### Aim of the task:
Give an exact copy of every line, leaving images out.

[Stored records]
▬▬▬

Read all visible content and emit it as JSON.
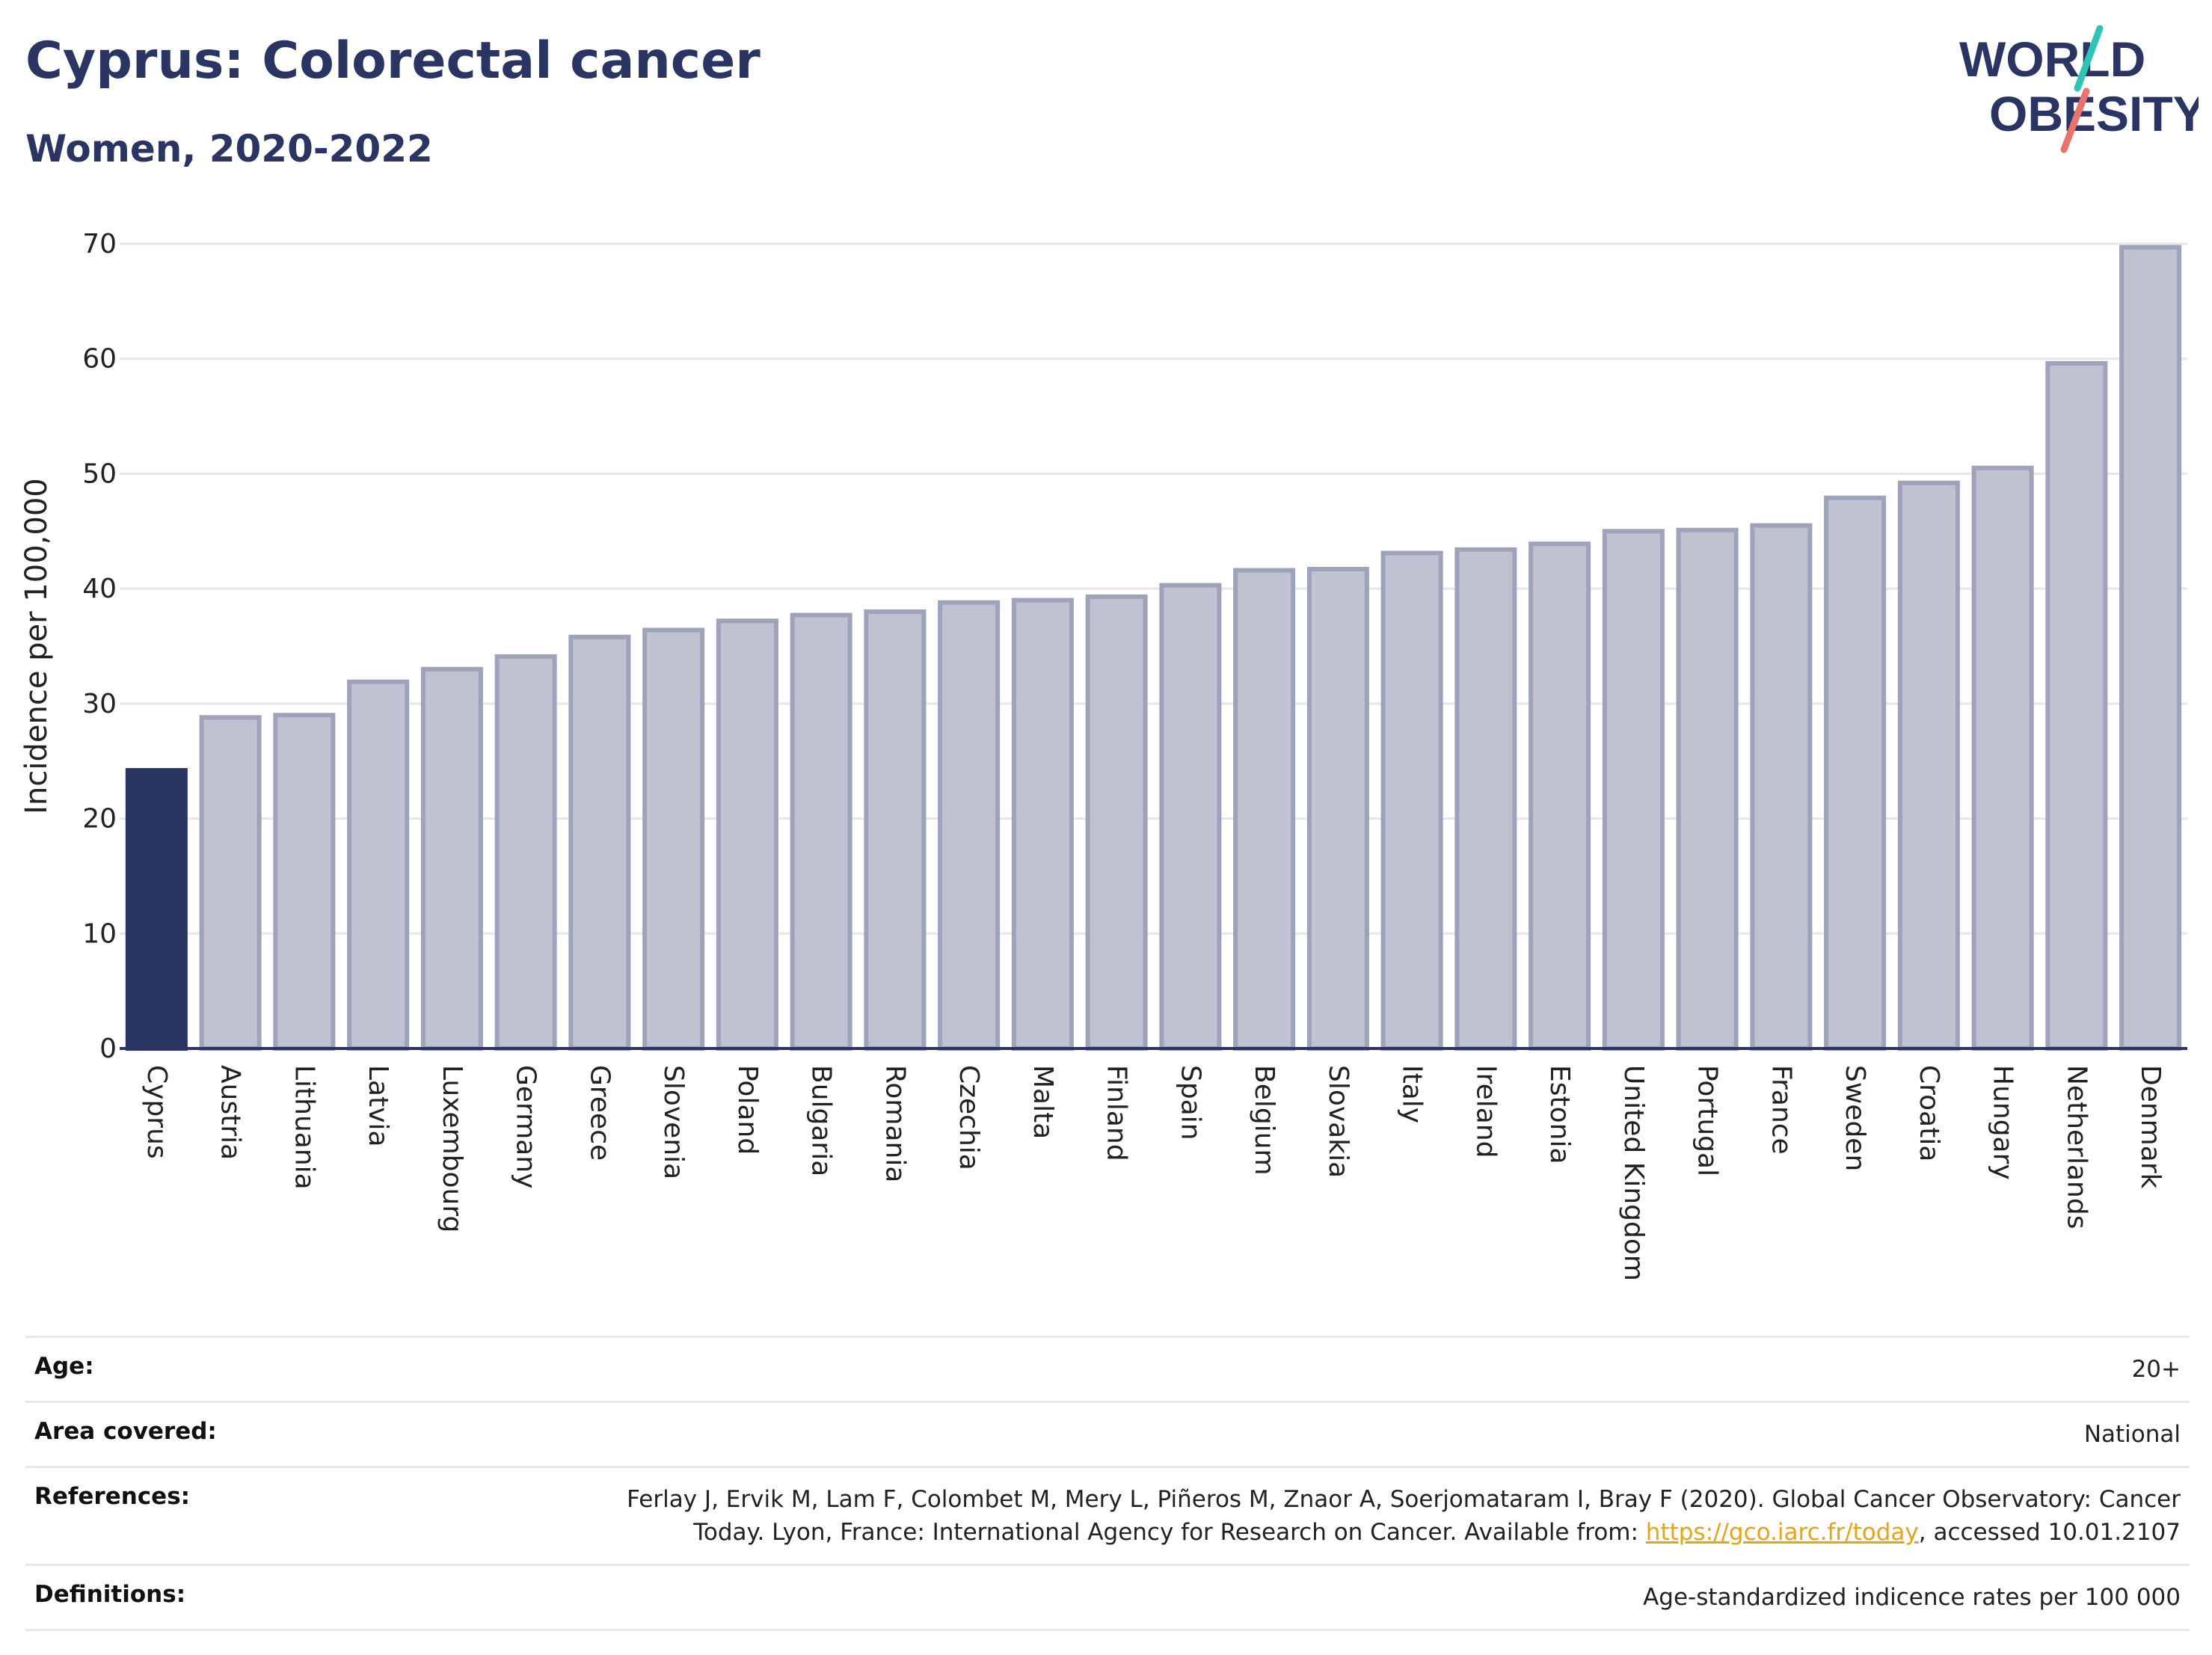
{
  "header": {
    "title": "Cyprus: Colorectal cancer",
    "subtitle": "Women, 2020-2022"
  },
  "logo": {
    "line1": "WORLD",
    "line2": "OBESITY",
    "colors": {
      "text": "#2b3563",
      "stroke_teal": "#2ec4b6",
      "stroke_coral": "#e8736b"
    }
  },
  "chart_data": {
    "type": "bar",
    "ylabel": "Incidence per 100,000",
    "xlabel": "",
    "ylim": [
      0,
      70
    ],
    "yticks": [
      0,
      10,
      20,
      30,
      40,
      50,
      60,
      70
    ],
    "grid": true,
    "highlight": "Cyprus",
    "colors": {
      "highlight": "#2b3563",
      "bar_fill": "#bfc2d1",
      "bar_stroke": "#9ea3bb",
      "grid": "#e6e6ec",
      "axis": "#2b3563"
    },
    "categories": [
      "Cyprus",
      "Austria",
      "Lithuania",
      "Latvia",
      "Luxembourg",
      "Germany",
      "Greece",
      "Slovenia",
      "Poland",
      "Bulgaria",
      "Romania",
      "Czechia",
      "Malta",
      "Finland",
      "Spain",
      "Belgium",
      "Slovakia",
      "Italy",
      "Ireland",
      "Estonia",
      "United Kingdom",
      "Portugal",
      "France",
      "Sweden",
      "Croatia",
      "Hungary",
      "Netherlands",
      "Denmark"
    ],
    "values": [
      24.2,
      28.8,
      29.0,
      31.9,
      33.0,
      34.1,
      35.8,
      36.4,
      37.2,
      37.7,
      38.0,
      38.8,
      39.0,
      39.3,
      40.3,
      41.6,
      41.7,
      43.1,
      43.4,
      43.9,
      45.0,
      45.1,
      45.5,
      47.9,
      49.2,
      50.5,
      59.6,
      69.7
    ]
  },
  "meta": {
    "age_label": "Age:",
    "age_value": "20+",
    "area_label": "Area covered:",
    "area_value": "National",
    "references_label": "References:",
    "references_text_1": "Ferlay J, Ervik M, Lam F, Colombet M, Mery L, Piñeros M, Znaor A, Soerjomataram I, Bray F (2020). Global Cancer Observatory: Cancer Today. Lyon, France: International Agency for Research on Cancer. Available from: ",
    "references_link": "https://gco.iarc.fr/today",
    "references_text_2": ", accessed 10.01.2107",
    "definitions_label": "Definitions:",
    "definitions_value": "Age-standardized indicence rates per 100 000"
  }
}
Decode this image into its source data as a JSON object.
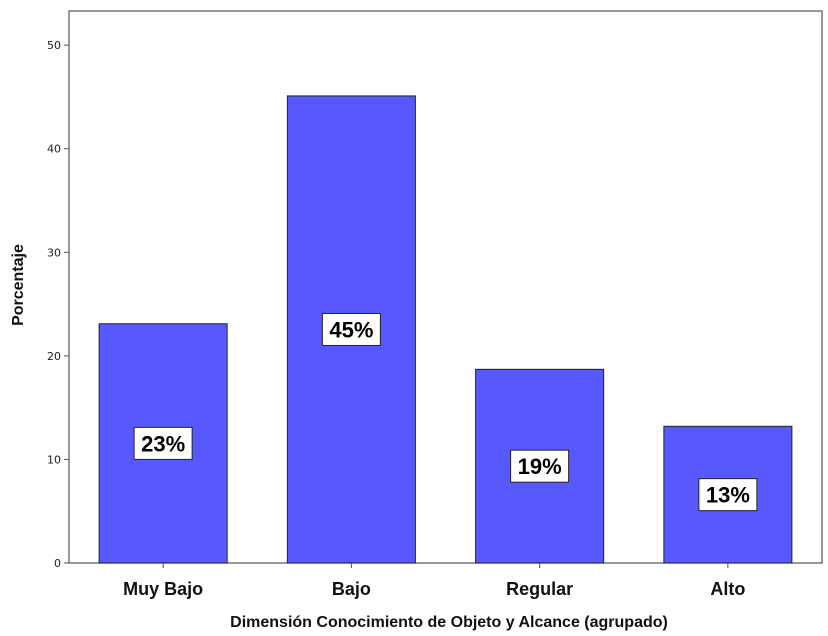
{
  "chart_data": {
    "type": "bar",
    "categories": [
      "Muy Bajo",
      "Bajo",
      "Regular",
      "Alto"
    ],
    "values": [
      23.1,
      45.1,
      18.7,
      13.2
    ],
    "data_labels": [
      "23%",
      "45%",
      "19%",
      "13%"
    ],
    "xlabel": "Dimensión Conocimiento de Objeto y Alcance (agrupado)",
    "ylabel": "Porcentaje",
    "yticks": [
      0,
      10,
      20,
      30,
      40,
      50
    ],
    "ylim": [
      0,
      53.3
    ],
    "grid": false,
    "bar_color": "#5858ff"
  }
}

▬▬▬

### Result of this task:
Read all visible content and emit it as JSON.
{
  "header": {
    "title": "Cyprus: Colorectal cancer",
    "subtitle": "Women, 2020-2022"
  },
  "logo": {
    "line1": "WORLD",
    "line2": "OBESITY",
    "colors": {
      "text": "#2b3563",
      "stroke_teal": "#2ec4b6",
      "stroke_coral": "#e8736b"
    }
  },
  "chart_data": {
    "type": "bar",
    "ylabel": "Incidence per 100,000",
    "xlabel": "",
    "ylim": [
      0,
      70
    ],
    "yticks": [
      0,
      10,
      20,
      30,
      40,
      50,
      60,
      70
    ],
    "grid": true,
    "highlight": "Cyprus",
    "colors": {
      "highlight": "#2b3563",
      "bar_fill": "#bfc2d1",
      "bar_stroke": "#9ea3bb",
      "grid": "#e6e6ec",
      "axis": "#2b3563"
    },
    "categories": [
      "Cyprus",
      "Austria",
      "Lithuania",
      "Latvia",
      "Luxembourg",
      "Germany",
      "Greece",
      "Slovenia",
      "Poland",
      "Bulgaria",
      "Romania",
      "Czechia",
      "Malta",
      "Finland",
      "Spain",
      "Belgium",
      "Slovakia",
      "Italy",
      "Ireland",
      "Estonia",
      "United Kingdom",
      "Portugal",
      "France",
      "Sweden",
      "Croatia",
      "Hungary",
      "Netherlands",
      "Denmark"
    ],
    "values": [
      24.2,
      28.8,
      29.0,
      31.9,
      33.0,
      34.1,
      35.8,
      36.4,
      37.2,
      37.7,
      38.0,
      38.8,
      39.0,
      39.3,
      40.3,
      41.6,
      41.7,
      43.1,
      43.4,
      43.9,
      45.0,
      45.1,
      45.5,
      47.9,
      49.2,
      50.5,
      59.6,
      69.7
    ]
  },
  "meta": {
    "age_label": "Age:",
    "age_value": "20+",
    "area_label": "Area covered:",
    "area_value": "National",
    "references_label": "References:",
    "references_text_1": "Ferlay J, Ervik M, Lam F, Colombet M, Mery L, Piñeros M, Znaor A, Soerjomataram I, Bray F (2020). Global Cancer Observatory: Cancer Today. Lyon, France: International Agency for Research on Cancer. Available from: ",
    "references_link": "https://gco.iarc.fr/today",
    "references_text_2": ", accessed 10.01.2107",
    "definitions_label": "Definitions:",
    "definitions_value": "Age-standardized indicence rates per 100 000"
  }
}
Decode this image into its source data as a JSON object.
{
  "chart_data": {
    "type": "bar",
    "categories": [
      "Muy Bajo",
      "Bajo",
      "Regular",
      "Alto"
    ],
    "values": [
      23.1,
      45.1,
      18.7,
      13.2
    ],
    "data_labels": [
      "23%",
      "45%",
      "19%",
      "13%"
    ],
    "xlabel": "Dimensión Conocimiento de Objeto y Alcance (agrupado)",
    "ylabel": "Porcentaje",
    "yticks": [
      0,
      10,
      20,
      30,
      40,
      50
    ],
    "ylim": [
      0,
      53.3
    ],
    "grid": false,
    "bar_color": "#5858ff"
  }
}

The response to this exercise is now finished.